Written problem> What is the number of lines in these entries that include "true"? Write that number and no other text.

Provided information>
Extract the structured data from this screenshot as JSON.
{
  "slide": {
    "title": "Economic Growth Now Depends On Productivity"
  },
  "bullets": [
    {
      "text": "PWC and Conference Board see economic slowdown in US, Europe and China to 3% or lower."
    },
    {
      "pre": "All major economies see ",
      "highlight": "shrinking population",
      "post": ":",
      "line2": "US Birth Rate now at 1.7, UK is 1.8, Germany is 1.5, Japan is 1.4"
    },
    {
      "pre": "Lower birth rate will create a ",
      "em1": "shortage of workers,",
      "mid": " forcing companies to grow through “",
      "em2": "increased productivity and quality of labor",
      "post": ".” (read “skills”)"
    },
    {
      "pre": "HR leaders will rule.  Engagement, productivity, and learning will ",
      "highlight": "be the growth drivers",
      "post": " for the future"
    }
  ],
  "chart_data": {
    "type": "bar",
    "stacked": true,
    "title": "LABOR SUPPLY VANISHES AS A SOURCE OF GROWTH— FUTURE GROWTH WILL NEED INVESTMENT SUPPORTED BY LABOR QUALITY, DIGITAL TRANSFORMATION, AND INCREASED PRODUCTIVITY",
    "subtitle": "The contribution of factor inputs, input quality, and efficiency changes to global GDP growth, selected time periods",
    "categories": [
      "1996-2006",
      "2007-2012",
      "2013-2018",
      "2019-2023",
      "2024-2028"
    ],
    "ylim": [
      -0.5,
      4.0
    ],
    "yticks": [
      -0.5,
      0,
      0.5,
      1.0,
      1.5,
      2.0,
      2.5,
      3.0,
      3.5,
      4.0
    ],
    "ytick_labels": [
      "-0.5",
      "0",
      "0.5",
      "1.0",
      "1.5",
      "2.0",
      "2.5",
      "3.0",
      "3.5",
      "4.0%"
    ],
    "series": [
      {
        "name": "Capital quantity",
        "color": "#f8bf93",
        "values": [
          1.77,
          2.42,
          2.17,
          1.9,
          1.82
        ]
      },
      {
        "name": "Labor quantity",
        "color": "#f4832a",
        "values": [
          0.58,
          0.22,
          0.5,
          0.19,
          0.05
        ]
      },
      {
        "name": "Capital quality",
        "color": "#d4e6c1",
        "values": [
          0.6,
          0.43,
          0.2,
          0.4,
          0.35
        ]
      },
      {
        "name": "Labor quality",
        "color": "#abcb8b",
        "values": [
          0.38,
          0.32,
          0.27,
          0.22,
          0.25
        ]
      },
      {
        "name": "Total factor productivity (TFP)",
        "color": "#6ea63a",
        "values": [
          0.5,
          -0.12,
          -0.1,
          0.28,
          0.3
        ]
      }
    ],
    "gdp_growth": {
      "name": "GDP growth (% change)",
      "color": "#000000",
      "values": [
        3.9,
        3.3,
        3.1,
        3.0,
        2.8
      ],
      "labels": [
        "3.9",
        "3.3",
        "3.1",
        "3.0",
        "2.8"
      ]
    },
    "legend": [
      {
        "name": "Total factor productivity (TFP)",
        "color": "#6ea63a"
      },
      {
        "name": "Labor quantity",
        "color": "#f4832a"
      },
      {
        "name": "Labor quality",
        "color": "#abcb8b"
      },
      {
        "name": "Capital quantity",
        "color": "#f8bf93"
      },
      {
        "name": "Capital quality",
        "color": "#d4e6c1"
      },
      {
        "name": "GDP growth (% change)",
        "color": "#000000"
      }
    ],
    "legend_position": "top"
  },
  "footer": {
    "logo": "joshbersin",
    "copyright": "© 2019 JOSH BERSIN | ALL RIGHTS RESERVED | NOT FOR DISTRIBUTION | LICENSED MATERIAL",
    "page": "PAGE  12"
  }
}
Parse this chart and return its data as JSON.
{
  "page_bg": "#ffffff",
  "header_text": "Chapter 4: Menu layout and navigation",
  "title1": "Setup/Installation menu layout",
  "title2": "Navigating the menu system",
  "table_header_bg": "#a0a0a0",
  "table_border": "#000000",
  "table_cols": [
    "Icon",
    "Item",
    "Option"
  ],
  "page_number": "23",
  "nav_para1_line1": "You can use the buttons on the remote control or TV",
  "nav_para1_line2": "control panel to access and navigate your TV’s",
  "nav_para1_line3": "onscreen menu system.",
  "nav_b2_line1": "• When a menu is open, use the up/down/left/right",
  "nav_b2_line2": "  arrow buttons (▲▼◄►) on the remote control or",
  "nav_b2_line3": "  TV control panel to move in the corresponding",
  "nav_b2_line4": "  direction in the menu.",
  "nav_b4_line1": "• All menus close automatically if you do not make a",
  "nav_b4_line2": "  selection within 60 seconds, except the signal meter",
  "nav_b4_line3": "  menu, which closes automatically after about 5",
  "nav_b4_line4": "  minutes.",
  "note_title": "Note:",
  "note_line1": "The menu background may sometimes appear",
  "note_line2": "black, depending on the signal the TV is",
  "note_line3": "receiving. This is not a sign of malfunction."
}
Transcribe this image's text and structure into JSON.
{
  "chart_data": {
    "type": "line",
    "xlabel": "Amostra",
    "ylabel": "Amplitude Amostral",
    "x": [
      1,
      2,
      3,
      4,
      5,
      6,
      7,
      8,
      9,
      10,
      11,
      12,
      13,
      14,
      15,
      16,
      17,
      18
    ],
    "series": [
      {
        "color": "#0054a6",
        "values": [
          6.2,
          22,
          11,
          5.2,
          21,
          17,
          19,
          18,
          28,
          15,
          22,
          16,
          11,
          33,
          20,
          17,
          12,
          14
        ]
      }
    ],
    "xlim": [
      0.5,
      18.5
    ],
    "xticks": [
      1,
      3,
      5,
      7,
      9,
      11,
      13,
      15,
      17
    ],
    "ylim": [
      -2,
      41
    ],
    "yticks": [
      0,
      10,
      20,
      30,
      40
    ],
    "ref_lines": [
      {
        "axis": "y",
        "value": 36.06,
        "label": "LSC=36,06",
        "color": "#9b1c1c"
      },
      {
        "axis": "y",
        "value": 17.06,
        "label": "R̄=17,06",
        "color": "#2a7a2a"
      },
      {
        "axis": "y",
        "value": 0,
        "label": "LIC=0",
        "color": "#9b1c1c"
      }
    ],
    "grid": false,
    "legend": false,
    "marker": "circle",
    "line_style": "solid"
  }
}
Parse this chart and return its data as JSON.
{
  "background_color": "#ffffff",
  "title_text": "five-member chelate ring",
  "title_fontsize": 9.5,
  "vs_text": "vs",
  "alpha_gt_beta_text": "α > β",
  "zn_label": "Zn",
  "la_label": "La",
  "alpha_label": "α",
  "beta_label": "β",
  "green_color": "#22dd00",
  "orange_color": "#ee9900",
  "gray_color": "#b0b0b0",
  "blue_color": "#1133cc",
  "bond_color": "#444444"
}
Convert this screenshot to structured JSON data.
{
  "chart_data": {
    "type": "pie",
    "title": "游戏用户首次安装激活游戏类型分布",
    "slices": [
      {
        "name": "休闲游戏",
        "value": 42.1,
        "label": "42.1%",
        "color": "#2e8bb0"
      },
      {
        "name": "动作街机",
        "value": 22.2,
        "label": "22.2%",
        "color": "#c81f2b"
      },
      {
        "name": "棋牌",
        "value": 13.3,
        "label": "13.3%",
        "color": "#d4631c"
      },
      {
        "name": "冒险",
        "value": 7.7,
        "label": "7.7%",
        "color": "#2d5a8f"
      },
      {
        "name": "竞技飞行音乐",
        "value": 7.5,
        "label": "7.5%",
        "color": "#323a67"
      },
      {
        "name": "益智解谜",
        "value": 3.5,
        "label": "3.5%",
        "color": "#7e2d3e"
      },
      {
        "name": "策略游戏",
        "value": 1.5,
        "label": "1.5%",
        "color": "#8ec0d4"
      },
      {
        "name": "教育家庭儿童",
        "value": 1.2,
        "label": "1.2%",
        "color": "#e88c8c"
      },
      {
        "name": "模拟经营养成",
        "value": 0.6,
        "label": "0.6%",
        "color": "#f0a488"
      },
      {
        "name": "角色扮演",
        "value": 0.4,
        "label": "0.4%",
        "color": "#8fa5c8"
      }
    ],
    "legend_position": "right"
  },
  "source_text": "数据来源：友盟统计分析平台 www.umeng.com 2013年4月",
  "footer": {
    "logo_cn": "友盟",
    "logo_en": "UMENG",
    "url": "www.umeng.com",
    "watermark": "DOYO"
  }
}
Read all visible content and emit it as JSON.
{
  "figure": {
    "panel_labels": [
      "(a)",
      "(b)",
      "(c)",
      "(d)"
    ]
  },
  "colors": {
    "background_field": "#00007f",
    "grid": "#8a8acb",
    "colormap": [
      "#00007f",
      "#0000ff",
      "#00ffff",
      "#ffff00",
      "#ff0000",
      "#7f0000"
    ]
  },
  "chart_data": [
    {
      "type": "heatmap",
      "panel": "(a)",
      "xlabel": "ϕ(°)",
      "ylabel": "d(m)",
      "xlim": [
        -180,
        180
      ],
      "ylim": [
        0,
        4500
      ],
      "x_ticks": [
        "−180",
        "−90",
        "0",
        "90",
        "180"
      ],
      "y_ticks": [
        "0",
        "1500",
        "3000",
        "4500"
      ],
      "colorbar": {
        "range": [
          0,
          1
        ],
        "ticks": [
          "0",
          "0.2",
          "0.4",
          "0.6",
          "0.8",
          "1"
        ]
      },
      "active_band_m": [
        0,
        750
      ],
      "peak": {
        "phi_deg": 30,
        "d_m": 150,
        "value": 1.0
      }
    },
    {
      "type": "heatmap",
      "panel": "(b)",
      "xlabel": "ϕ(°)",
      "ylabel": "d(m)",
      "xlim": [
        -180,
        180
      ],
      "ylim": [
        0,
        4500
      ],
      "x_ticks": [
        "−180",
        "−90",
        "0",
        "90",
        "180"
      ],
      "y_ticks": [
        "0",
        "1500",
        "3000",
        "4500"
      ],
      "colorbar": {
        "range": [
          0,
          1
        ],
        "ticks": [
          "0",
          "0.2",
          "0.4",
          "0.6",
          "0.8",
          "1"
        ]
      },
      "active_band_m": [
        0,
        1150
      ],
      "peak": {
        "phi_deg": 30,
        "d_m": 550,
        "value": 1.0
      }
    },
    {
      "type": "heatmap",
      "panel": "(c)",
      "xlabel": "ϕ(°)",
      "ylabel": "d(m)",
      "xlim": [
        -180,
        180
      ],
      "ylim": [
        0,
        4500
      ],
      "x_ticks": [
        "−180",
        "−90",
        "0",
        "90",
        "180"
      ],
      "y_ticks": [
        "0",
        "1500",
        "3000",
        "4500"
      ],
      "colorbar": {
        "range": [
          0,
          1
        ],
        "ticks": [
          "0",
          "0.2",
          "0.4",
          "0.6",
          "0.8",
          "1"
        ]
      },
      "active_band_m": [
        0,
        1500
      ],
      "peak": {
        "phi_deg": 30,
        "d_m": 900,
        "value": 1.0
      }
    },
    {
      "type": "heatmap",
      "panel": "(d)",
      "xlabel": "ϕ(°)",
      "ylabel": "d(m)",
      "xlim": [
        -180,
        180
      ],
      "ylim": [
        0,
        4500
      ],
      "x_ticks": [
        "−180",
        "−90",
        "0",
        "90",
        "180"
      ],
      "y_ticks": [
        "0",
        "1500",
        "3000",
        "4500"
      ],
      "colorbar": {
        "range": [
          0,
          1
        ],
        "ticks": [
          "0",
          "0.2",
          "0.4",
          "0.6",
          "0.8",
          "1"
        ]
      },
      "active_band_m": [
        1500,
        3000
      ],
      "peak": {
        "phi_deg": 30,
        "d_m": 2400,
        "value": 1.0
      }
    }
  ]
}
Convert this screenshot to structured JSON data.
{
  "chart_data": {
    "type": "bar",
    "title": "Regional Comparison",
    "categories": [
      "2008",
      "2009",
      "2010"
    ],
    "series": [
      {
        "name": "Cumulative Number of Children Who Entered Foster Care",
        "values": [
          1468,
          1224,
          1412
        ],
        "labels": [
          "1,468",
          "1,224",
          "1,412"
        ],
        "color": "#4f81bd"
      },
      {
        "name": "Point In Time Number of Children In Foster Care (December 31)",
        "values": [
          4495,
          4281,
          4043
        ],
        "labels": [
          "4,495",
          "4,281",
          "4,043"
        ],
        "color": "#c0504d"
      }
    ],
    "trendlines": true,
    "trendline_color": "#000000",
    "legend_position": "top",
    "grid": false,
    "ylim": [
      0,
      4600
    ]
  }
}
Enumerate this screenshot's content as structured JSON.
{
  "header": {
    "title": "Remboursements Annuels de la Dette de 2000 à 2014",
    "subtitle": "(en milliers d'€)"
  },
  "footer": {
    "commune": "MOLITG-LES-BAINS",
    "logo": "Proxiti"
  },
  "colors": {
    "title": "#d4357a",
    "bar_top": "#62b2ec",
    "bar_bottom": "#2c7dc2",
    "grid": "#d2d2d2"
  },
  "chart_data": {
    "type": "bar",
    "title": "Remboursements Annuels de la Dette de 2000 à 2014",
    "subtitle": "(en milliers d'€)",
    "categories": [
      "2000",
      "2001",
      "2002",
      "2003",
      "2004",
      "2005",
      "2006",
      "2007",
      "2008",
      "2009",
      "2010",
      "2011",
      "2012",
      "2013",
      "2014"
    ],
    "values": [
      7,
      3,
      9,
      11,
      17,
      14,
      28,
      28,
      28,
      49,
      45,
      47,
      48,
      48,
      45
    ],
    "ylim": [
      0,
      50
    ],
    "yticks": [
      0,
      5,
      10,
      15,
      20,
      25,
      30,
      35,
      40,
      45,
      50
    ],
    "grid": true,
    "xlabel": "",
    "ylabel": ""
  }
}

Result of the task> 3